(Stored data)
===============
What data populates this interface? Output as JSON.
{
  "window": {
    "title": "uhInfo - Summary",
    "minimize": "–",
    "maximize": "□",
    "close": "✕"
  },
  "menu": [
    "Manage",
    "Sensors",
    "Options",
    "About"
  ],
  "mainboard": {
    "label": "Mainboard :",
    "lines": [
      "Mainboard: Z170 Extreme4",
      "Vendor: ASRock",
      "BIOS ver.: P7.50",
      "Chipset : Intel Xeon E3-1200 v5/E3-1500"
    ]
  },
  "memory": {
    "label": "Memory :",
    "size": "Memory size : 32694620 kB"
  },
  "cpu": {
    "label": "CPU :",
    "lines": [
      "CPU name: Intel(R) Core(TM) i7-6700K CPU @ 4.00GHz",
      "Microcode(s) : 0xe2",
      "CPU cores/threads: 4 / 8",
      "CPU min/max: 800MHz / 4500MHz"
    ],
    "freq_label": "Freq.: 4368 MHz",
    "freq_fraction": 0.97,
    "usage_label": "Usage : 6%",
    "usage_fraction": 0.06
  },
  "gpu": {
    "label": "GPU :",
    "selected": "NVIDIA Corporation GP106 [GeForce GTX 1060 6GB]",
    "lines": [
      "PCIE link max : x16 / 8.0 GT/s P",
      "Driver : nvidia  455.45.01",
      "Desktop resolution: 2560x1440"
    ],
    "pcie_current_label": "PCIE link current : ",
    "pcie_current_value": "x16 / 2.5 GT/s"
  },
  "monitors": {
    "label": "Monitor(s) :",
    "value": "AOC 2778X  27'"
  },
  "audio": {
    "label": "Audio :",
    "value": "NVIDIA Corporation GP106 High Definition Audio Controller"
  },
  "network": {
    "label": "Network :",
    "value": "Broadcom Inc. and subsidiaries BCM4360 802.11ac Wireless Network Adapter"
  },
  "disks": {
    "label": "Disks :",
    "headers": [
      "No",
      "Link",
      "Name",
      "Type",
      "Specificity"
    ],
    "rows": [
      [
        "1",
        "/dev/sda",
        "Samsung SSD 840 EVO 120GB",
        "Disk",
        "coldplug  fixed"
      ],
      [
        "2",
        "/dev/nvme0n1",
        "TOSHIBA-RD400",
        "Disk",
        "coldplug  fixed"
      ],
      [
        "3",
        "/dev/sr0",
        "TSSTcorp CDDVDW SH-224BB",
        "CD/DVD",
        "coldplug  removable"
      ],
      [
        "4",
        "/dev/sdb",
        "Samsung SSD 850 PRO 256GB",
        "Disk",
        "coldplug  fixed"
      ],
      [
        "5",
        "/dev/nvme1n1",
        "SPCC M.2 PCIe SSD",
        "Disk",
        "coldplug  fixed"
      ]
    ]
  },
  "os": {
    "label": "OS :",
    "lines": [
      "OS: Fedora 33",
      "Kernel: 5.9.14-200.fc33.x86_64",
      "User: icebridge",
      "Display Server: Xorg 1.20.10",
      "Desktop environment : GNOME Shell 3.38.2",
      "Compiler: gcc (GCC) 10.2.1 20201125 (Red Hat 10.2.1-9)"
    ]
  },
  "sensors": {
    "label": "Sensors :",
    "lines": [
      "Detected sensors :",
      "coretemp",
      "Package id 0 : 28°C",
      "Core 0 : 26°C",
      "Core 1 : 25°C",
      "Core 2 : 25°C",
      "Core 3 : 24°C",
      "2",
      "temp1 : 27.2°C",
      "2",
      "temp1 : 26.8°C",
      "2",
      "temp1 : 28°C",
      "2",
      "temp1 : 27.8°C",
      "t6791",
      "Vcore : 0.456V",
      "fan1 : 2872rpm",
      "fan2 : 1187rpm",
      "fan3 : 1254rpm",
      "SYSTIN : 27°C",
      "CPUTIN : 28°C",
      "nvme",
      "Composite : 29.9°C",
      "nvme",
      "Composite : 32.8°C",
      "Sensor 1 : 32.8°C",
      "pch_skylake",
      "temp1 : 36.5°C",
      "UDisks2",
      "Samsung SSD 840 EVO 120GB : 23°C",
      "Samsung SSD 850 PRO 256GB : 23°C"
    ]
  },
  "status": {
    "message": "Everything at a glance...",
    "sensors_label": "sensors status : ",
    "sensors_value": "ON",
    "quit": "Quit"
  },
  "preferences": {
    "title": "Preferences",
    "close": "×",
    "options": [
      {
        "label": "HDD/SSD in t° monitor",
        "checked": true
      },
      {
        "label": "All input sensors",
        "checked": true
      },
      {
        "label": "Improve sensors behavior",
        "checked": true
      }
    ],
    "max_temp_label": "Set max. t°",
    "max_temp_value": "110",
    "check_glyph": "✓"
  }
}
===============
# Short exercise:
Copy out each line exactly as written.

# Correct answer:
What data populates this interface? Output as JSON.
{
  "window": {
    "title": "uhInfo - Summary",
    "minimize": "–",
    "maximize": "□",
    "close": "✕"
  },
  "menu": [
    "Manage",
    "Sensors",
    "Options",
    "About"
  ],
  "mainboard": {
    "label": "Mainboard :",
    "lines": [
      "Mainboard: Z170 Extreme4",
      "Vendor: ASRock",
      "BIOS ver.: P7.50",
      "Chipset : Intel Xeon E3-1200 v5/E3-1500"
    ]
  },
  "memory": {
    "label": "Memory :",
    "size": "Memory size : 32694620 kB"
  },
  "cpu": {
    "label": "CPU :",
    "lines": [
      "CPU name: Intel(R) Core(TM) i7-6700K CPU @ 4.00GHz",
      "Microcode(s) : 0xe2",
      "CPU cores/threads: 4 / 8",
      "CPU min/max: 800MHz / 4500MHz"
    ],
    "freq_label": "Freq.: 4368 MHz",
    "freq_fraction": 0.97,
    "usage_label": "Usage : 6%",
    "usage_fraction": 0.06
  },
  "gpu": {
    "label": "GPU :",
    "selected": "NVIDIA Corporation GP106 [GeForce GTX 1060 6GB]",
    "lines": [
      "PCIE link max : x16 / 8.0 GT/s P",
      "Driver : nvidia  455.45.01",
      "Desktop resolution: 2560x1440"
    ],
    "pcie_current_label": "PCIE link current : ",
    "pcie_current_value": "x16 / 2.5 GT/s"
  },
  "monitors": {
    "label": "Monitor(s) :",
    "value": "AOC 2778X  27'"
  },
  "audio": {
    "label": "Audio :",
    "value": "NVIDIA Corporation GP106 High Definition Audio Controller"
  },
  "network": {
    "label": "Network :",
    "value": "Broadcom Inc. and subsidiaries BCM4360 802.11ac Wireless Network Adapter"
  },
  "disks": {
    "label": "Disks :",
    "headers": [
      "No",
      "Link",
      "Name",
      "Type",
      "Specificity"
    ],
    "rows": [
      [
        "1",
        "/dev/sda",
        "Samsung SSD 840 EVO 120GB",
        "Disk",
        "coldplug  fixed"
      ],
      [
        "2",
        "/dev/nvme0n1",
        "TOSHIBA-RD400",
        "Disk",
        "coldplug  fixed"
      ],
      [
        "3",
        "/dev/sr0",
        "TSSTcorp CDDVDW SH-224BB",
        "CD/DVD",
        "coldplug  removable"
      ],
      [
        "4",
        "/dev/sdb",
        "Samsung SSD 850 PRO 256GB",
        "Disk",
        "coldplug  fixed"
      ],
      [
        "5",
        "/dev/nvme1n1",
        "SPCC M.2 PCIe SSD",
        "Disk",
        "coldplug  fixed"
      ]
    ]
  },
  "os": {
    "label": "OS :",
    "lines": [
      "OS: Fedora 33",
      "Kernel: 5.9.14-200.fc33.x86_64",
      "User: icebridge",
      "Display Server: Xorg 1.20.10",
      "Desktop environment : GNOME Shell 3.38.2",
      "Compiler: gcc (GCC) 10.2.1 20201125 (Red Hat 10.2.1-9)"
    ]
  },
  "sensors": {
    "label": "Sensors :",
    "lines": [
      "Detected sensors :",
      "coretemp",
      "Package id 0 : 28°C",
      "Core 0 : 26°C",
      "Core 1 : 25°C",
      "Core 2 : 25°C",
      "Core 3 : 24°C",
      "2",
      "temp1 : 27.2°C",
      "2",
      "temp1 : 26.8°C",
      "2",
      "temp1 : 28°C",
      "2",
      "temp1 : 27.8°C",
      "t6791",
      "Vcore : 0.456V",
      "fan1 : 2872rpm",
      "fan2 : 1187rpm",
      "fan3 : 1254rpm",
      "SYSTIN : 27°C",
      "CPUTIN : 28°C",
      "nvme",
      "Composite : 29.9°C",
      "nvme",
      "Composite : 32.8°C",
      "Sensor 1 : 32.8°C",
      "pch_skylake",
      "temp1 : 36.5°C",
      "UDisks2",
      "Samsung SSD 840 EVO 120GB : 23°C",
      "Samsung SSD 850 PRO 256GB : 23°C"
    ]
  },
  "status": {
    "message": "Everything at a glance...",
    "sensors_label": "sensors status : ",
    "sensors_value": "ON",
    "quit": "Quit"
  },
  "preferences": {
    "title": "Preferences",
    "close": "×",
    "options": [
      {
        "label": "HDD/SSD in t° monitor",
        "checked": true
      },
      {
        "label": "All input sensors",
        "checked": true
      },
      {
        "label": "Improve sensors behavior",
        "checked": true
      }
    ],
    "max_temp_label": "Set max. t°",
    "max_temp_value": "110",
    "check_glyph": "✓"
  }
}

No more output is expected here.